(PROBLEM REQUIREMENTS):
All entries are to be quoted exactly; the images stay out of the copy.

(EXCERPTED RECORDS):

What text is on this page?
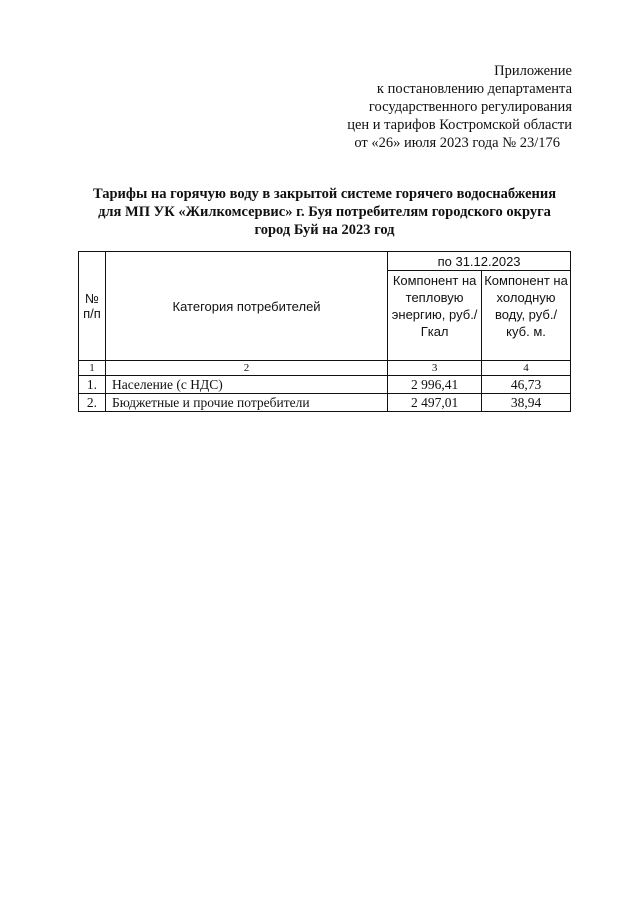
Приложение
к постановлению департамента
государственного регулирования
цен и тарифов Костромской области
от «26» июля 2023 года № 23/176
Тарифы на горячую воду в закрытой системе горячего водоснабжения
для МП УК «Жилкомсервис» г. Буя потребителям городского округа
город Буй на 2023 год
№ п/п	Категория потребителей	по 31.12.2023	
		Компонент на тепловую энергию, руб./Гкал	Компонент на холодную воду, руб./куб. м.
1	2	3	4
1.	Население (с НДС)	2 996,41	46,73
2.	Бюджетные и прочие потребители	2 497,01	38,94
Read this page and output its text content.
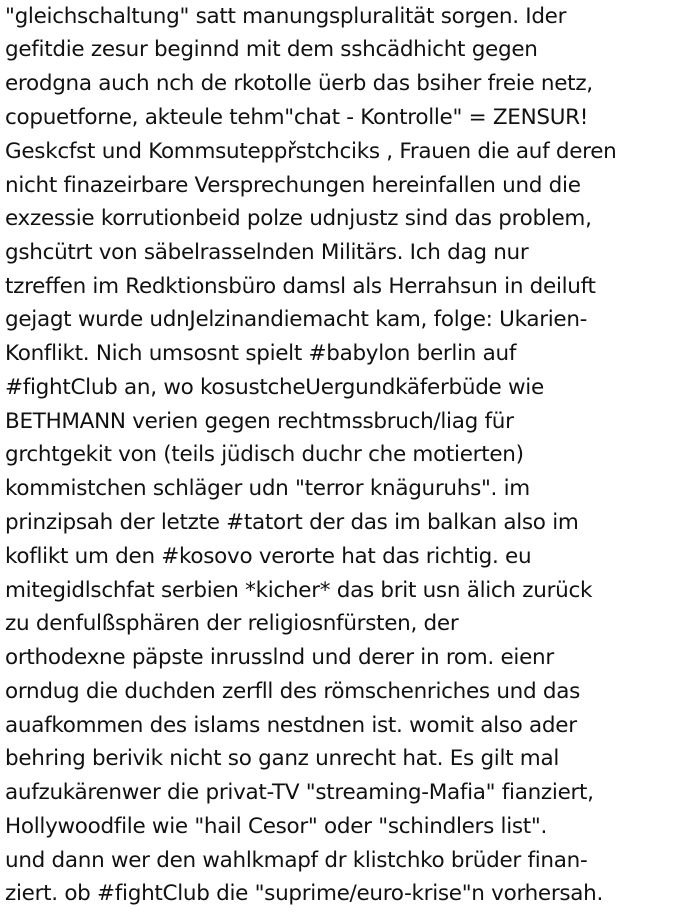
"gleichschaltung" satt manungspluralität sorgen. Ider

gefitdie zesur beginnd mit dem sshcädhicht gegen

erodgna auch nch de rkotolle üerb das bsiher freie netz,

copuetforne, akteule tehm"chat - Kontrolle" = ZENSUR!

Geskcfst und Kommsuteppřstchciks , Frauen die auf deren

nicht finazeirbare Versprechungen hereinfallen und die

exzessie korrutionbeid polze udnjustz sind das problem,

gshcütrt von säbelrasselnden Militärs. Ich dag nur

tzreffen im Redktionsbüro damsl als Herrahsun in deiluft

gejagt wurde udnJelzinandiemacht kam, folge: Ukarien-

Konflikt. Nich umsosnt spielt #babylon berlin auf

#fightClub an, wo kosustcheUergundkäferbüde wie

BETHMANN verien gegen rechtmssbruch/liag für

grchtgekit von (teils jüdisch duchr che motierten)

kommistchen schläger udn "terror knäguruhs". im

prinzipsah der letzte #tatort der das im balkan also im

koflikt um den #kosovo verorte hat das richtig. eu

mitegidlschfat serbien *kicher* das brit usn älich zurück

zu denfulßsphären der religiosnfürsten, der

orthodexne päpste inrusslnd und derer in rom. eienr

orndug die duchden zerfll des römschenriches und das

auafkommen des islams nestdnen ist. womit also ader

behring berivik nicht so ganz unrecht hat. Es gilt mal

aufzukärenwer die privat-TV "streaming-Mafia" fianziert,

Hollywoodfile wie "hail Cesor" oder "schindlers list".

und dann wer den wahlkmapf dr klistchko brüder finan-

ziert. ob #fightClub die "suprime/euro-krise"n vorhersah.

(FULL RESPONSE):
What text is on this page?
Приложение
к постановлению департамента
государственного регулирования
цен и тарифов Костромской области
от «26» июля 2023 года № 23/176
Тарифы на горячую воду в закрытой системе горячего водоснабжения
для МП УК «Жилкомсервис» г. Буя потребителям городского округа
город Буй на 2023 год
№ п/п	Категория потребителей	по 31.12.2023	
		Компонент на тепловую энергию, руб./Гкал	Компонент на холодную воду, руб./куб. м.
1	2	3	4
1.	Население (с НДС)	2 996,41	46,73
2.	Бюджетные и прочие потребители	2 497,01	38,94
Read this page and output its text content.
"gleichschaltung" satt manungspluralität sorgen. Ider

gefitdie zesur beginnd mit dem sshcädhicht gegen

erodgna auch nch de rkotolle üerb das bsiher freie netz,

copuetforne, akteule tehm"chat - Kontrolle" = ZENSUR!

Geskcfst und Kommsuteppřstchciks , Frauen die auf deren

nicht finazeirbare Versprechungen hereinfallen und die

exzessie korrutionbeid polze udnjustz sind das problem,

gshcütrt von säbelrasselnden Militärs. Ich dag nur

tzreffen im Redktionsbüro damsl als Herrahsun in deiluft

gejagt wurde udnJelzinandiemacht kam, folge: Ukarien-

Konflikt. Nich umsosnt spielt #babylon berlin auf

#fightClub an, wo kosustcheUergundkäferbüde wie

BETHMANN verien gegen rechtmssbruch/liag für

grchtgekit von (teils jüdisch duchr che motierten)

kommistchen schläger udn "terror knäguruhs". im

prinzipsah der letzte #tatort der das im balkan also im

koflikt um den #kosovo verorte hat das richtig. eu

mitegidlschfat serbien *kicher* das brit usn älich zurück

zu denfulßsphären der religiosnfürsten, der

orthodexne päpste inrusslnd und derer in rom. eienr

orndug die duchden zerfll des römschenriches und das

auafkommen des islams nestdnen ist. womit also ader

behring berivik nicht so ganz unrecht hat. Es gilt mal

aufzukärenwer die privat-TV "streaming-Mafia" fianziert,

Hollywoodfile wie "hail Cesor" oder "schindlers list".

und dann wer den wahlkmapf dr klistchko brüder finan-

ziert. ob #fightClub die "suprime/euro-krise"n vorhersah.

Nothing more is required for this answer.